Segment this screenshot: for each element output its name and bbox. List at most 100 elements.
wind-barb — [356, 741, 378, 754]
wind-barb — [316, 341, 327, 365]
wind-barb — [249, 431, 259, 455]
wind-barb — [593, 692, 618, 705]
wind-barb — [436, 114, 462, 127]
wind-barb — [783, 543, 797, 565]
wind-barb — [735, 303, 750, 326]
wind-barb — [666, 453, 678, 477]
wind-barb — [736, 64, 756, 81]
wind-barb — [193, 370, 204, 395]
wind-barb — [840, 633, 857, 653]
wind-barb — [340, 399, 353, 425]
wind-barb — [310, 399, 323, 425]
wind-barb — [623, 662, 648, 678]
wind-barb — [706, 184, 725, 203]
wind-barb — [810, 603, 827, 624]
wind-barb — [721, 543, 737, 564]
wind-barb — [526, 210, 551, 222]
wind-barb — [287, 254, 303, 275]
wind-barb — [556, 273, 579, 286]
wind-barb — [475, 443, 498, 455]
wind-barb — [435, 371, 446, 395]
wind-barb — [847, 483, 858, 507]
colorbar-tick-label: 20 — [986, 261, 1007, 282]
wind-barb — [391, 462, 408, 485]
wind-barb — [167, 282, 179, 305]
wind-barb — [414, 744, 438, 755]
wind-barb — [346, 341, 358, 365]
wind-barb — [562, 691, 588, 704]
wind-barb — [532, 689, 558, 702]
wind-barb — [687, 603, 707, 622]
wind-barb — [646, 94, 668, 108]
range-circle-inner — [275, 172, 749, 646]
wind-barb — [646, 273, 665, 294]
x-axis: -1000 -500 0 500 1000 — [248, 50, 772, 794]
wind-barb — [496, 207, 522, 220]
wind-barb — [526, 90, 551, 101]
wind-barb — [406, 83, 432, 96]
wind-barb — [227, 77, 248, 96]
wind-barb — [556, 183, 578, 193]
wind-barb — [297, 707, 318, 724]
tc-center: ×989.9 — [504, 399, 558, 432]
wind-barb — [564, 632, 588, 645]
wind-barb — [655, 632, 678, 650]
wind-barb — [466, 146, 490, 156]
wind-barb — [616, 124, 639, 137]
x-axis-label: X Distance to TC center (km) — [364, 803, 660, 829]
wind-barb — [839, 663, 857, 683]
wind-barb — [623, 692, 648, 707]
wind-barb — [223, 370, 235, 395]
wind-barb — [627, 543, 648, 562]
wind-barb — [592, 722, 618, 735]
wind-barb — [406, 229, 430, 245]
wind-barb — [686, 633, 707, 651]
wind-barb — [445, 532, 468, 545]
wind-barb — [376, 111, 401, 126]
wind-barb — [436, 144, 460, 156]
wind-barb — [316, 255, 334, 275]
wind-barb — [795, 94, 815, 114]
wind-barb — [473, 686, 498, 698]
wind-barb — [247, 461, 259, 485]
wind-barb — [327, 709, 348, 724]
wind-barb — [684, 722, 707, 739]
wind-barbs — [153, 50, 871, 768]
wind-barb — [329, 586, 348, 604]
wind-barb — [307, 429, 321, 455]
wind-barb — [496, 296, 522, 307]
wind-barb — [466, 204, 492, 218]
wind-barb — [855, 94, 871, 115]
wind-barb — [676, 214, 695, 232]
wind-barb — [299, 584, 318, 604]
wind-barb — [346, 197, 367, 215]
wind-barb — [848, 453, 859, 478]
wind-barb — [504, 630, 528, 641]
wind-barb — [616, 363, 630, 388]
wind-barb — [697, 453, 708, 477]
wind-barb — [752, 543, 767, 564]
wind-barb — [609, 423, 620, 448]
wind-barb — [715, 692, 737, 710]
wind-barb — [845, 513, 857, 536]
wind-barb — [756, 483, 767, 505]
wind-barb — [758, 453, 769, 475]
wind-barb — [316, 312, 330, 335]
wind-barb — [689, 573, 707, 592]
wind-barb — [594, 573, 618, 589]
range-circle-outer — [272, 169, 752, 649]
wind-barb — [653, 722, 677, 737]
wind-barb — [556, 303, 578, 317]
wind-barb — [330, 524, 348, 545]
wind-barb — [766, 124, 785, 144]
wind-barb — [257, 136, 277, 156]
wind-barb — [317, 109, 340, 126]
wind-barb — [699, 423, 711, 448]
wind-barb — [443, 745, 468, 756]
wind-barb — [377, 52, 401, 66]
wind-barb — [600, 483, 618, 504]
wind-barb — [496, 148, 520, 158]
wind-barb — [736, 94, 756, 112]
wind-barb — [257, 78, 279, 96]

════════

### Stated problem:
Convert every line of the rows above into a JSON list of strings, one string per line, and leave out any blank lines.

### Result of this task:
[
  "Segment this screenshot: for each element output its name and bbox. List at most 100 elements.",
  "wind-barb — [356, 741, 378, 754]",
  "wind-barb — [316, 341, 327, 365]",
  "wind-barb — [249, 431, 259, 455]",
  "wind-barb — [593, 692, 618, 705]",
  "wind-barb — [436, 114, 462, 127]",
  "wind-barb — [783, 543, 797, 565]",
  "wind-barb — [735, 303, 750, 326]",
  "wind-barb — [666, 453, 678, 477]",
  "wind-barb — [736, 64, 756, 81]",
  "wind-barb — [193, 370, 204, 395]",
  "wind-barb — [840, 633, 857, 653]",
  "wind-barb — [340, 399, 353, 425]",
  "wind-barb — [310, 399, 323, 425]",
  "wind-barb — [623, 662, 648, 678]",
  "wind-barb — [706, 184, 725, 203]",
  "wind-barb — [810, 603, 827, 624]",
  "wind-barb — [721, 543, 737, 564]",
  "wind-barb — [526, 210, 551, 222]",
  "wind-barb — [287, 254, 303, 275]",
  "wind-barb — [556, 273, 579, 286]",
  "wind-barb — [475, 443, 498, 455]",
  "wind-barb — [435, 371, 446, 395]",
  "wind-barb — [847, 483, 858, 507]",
  "colorbar-tick-label: 20 — [986, 261, 1007, 282]",
  "wind-barb — [391, 462, 408, 485]",
  "wind-barb — [167, 282, 179, 305]",
  "wind-barb — [414, 744, 438, 755]",
  "wind-barb — [346, 341, 358, 365]",
  "wind-barb — [562, 691, 588, 704]",
  "wind-barb — [532, 689, 558, 702]",
  "wind-barb — [687, 603, 707, 622]",
  "wind-barb — [646, 94, 668, 108]",
  "range-circle-inner — [275, 172, 749, 646]",
  "wind-barb — [646, 273, 665, 294]",
  "x-axis: -1000 -500 0 500 1000 — [248, 50, 772, 794]",
  "wind-barb — [496, 207, 522, 220]",
  "wind-barb — [526, 90, 551, 101]",
  "wind-barb — [406, 83, 432, 96]",
  "wind-barb — [227, 77, 248, 96]",
  "wind-barb — [556, 183, 578, 193]",
  "wind-barb — [297, 707, 318, 724]",
  "tc-center: ×989.9 — [504, 399, 558, 432]",
  "wind-barb — [564, 632, 588, 645]",
  "wind-barb — [655, 632, 678, 650]",
  "wind-barb — [466, 146, 490, 156]",
  "wind-barb — [616, 124, 639, 137]",
  "x-axis-label: X Distance to TC center (km) — [364, 803, 660, 829]",
  "wind-barb — [839, 663, 857, 683]",
  "wind-barb — [623, 692, 648, 707]",
  "wind-barb — [223, 370, 235, 395]",
  "wind-barb — [627, 543, 648, 562]",
  "wind-barb — [592, 722, 618, 735]",
  "wind-barb — [406, 229, 430, 245]",
  "wind-barb — [686, 633, 707, 651]",
  "wind-barb — [445, 532, 468, 545]",
  "wind-barb — [376, 111, 401, 126]",
  "wind-barb — [436, 144, 460, 156]",
  "wind-barb — [316, 255, 334, 275]",
  "wind-barb — [795, 94, 815, 114]",
  "wind-barb — [473, 686, 498, 698]",
  "wind-barb — [247, 461, 259, 485]",
  "wind-barb — [327, 709, 348, 724]",
  "wind-barb — [684, 722, 707, 739]",
  "wind-barbs — [153, 50, 871, 768]",
  "wind-barb — [329, 586, 348, 604]",
  "wind-barb — [307, 429, 321, 455]",
  "wind-barb — [496, 296, 522, 307]",
  "wind-barb — [466, 204, 492, 218]",
  "wind-barb — [855, 94, 871, 115]",
  "wind-barb — [676, 214, 695, 232]",
  "wind-barb — [299, 584, 318, 604]",
  "wind-barb — [346, 197, 367, 215]",
  "wind-barb — [848, 453, 859, 478]",
  "wind-barb — [504, 630, 528, 641]",
  "wind-barb — [616, 363, 630, 388]",
  "wind-barb — [697, 453, 708, 477]",
  "wind-barb — [752, 543, 767, 564]",
  "wind-barb — [609, 423, 620, 448]",
  "wind-barb — [715, 692, 737, 710]",
  "wind-barb — [845, 513, 857, 536]",
  "wind-barb — [756, 483, 767, 505]",
  "wind-barb — [758, 453, 769, 475]",
  "wind-barb — [316, 312, 330, 335]",
  "wind-barb — [689, 573, 707, 592]",
  "wind-barb — [594, 573, 618, 589]",
  "range-circle-outer — [272, 169, 752, 649]",
  "wind-barb — [653, 722, 677, 737]",
  "wind-barb — [556, 303, 578, 317]",
  "wind-barb — [330, 524, 348, 545]",
  "wind-barb — [766, 124, 785, 144]",
  "wind-barb — [257, 136, 277, 156]",
  "wind-barb — [317, 109, 340, 126]",
  "wind-barb — [699, 423, 711, 448]",
  "wind-barb — [443, 745, 468, 756]",
  "wind-barb — [377, 52, 401, 66]",
  "wind-barb — [600, 483, 618, 504]",
  "wind-barb — [496, 148, 520, 158]",
  "wind-barb — [736, 94, 756, 112]",
  "wind-barb — [257, 78, 279, 96]"
]